→ Task prompt:
Repeat each line exactly as it is written.

→ Material to process:
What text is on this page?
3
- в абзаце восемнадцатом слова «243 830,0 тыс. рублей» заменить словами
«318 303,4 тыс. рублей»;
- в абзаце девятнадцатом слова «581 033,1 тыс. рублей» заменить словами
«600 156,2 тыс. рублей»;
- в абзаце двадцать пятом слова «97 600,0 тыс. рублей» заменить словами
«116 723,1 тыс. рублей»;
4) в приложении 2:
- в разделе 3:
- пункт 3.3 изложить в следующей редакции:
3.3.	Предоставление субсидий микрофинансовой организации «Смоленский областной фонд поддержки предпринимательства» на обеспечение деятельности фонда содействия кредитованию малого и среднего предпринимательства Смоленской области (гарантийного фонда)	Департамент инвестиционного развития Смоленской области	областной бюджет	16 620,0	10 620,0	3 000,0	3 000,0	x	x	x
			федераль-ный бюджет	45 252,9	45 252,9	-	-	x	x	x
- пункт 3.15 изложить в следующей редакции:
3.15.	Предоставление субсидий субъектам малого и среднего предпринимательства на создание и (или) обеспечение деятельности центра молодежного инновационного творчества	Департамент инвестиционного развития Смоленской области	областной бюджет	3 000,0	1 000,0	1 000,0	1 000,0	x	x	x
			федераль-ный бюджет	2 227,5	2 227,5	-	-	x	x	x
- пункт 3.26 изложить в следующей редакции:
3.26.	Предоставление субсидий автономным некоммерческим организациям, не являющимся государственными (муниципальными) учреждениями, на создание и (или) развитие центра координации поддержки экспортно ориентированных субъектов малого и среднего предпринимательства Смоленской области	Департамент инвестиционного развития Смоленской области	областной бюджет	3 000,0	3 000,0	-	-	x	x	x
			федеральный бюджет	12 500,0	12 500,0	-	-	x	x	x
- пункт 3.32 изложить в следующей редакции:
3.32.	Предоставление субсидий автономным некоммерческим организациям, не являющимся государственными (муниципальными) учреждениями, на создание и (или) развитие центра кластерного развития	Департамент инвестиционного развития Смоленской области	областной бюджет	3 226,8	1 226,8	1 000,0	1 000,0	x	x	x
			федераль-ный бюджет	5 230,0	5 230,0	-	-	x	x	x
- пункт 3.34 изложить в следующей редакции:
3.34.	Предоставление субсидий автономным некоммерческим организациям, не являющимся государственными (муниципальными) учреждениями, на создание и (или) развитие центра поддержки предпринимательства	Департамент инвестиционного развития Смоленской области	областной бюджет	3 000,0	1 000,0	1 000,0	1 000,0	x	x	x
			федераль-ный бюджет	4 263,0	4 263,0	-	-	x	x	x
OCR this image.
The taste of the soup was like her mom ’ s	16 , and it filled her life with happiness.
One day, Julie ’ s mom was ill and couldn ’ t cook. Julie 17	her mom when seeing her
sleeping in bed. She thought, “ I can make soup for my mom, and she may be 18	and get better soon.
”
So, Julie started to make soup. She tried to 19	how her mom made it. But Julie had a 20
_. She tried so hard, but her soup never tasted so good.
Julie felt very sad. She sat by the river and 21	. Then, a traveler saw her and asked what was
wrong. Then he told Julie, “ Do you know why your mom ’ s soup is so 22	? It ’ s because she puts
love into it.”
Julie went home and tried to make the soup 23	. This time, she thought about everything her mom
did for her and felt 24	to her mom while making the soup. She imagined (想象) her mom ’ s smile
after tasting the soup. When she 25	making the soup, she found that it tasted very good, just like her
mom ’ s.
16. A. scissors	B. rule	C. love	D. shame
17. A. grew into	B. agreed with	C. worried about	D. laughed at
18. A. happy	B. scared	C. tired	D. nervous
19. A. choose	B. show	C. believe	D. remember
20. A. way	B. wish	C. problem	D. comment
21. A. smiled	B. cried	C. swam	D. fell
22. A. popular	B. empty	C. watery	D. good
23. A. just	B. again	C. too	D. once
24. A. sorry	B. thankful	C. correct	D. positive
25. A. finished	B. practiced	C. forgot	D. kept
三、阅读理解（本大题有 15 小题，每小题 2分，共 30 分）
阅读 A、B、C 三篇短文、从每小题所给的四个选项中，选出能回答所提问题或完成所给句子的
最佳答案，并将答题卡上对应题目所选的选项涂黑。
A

→ Complete output:
What text is on this page?
3
- в абзаце восемнадцатом слова «243 830,0 тыс. рублей» заменить словами
«318 303,4 тыс. рублей»;
- в абзаце девятнадцатом слова «581 033,1 тыс. рублей» заменить словами
«600 156,2 тыс. рублей»;
- в абзаце двадцать пятом слова «97 600,0 тыс. рублей» заменить словами
«116 723,1 тыс. рублей»;
4) в приложении 2:
- в разделе 3:
- пункт 3.3 изложить в следующей редакции:
3.3.	Предоставление субсидий микрофинансовой организации «Смоленский областной фонд поддержки предпринимательства» на обеспечение деятельности фонда содействия кредитованию малого и среднего предпринимательства Смоленской области (гарантийного фонда)	Департамент инвестиционного развития Смоленской области	областной бюджет	16 620,0	10 620,0	3 000,0	3 000,0	x	x	x
			федераль-ный бюджет	45 252,9	45 252,9	-	-	x	x	x
- пункт 3.15 изложить в следующей редакции:
3.15.	Предоставление субсидий субъектам малого и среднего предпринимательства на создание и (или) обеспечение деятельности центра молодежного инновационного творчества	Департамент инвестиционного развития Смоленской области	областной бюджет	3 000,0	1 000,0	1 000,0	1 000,0	x	x	x
			федераль-ный бюджет	2 227,5	2 227,5	-	-	x	x	x
- пункт 3.26 изложить в следующей редакции:
3.26.	Предоставление субсидий автономным некоммерческим организациям, не являющимся государственными (муниципальными) учреждениями, на создание и (или) развитие центра координации поддержки экспортно ориентированных субъектов малого и среднего предпринимательства Смоленской области	Департамент инвестиционного развития Смоленской области	областной бюджет	3 000,0	3 000,0	-	-	x	x	x
			федеральный бюджет	12 500,0	12 500,0	-	-	x	x	x
- пункт 3.32 изложить в следующей редакции:
3.32.	Предоставление субсидий автономным некоммерческим организациям, не являющимся государственными (муниципальными) учреждениями, на создание и (или) развитие центра кластерного развития	Департамент инвестиционного развития Смоленской области	областной бюджет	3 226,8	1 226,8	1 000,0	1 000,0	x	x	x
			федераль-ный бюджет	5 230,0	5 230,0	-	-	x	x	x
- пункт 3.34 изложить в следующей редакции:
3.34.	Предоставление субсидий автономным некоммерческим организациям, не являющимся государственными (муниципальными) учреждениями, на создание и (или) развитие центра поддержки предпринимательства	Департамент инвестиционного развития Смоленской области	областной бюджет	3 000,0	1 000,0	1 000,0	1 000,0	x	x	x
			федераль-ный бюджет	4 263,0	4 263,0	-	-	x	x	x
OCR this image.
The taste of the soup was like her mom ’ s	16 , and it filled her life with happiness.
One day, Julie ’ s mom was ill and couldn ’ t cook. Julie 17	her mom when seeing her
sleeping in bed. She thought, “ I can make soup for my mom, and she may be 18	and get better soon.
”
So, Julie started to make soup. She tried to 19	how her mom made it. But Julie had a 20
_. She tried so hard, but her soup never tasted so good.
Julie felt very sad. She sat by the river and 21	. Then, a traveler saw her and asked what was
wrong. Then he told Julie, “ Do you know why your mom ’ s soup is so 22	? It ’ s because she puts
love into it.”
Julie went home and tried to make the soup 23	. This time, she thought about everything her mom
did for her and felt 24	to her mom while making the soup. She imagined (想象) her mom ’ s smile
after tasting the soup. When she 25	making the soup, she found that it tasted very good, just like her
mom ’ s.
16. A. scissors	B. rule	C. love	D. shame
17. A. grew into	B. agreed with	C. worried about	D. laughed at
18. A. happy	B. scared	C. tired	D. nervous
19. A. choose	B. show	C. believe	D. remember
20. A. way	B. wish	C. problem	D. comment
21. A. smiled	B. cried	C. swam	D. fell
22. A. popular	B. empty	C. watery	D. good
23. A. just	B. again	C. too	D. once
24. A. sorry	B. thankful	C. correct	D. positive
25. A. finished	B. practiced	C. forgot	D. kept
三、阅读理解（本大题有 15 小题，每小题 2分，共 30 分）
阅读 A、B、C 三篇短文、从每小题所给的四个选项中，选出能回答所提问题或完成所给句子的
最佳答案，并将答题卡上对应题目所选的选项涂黑。
A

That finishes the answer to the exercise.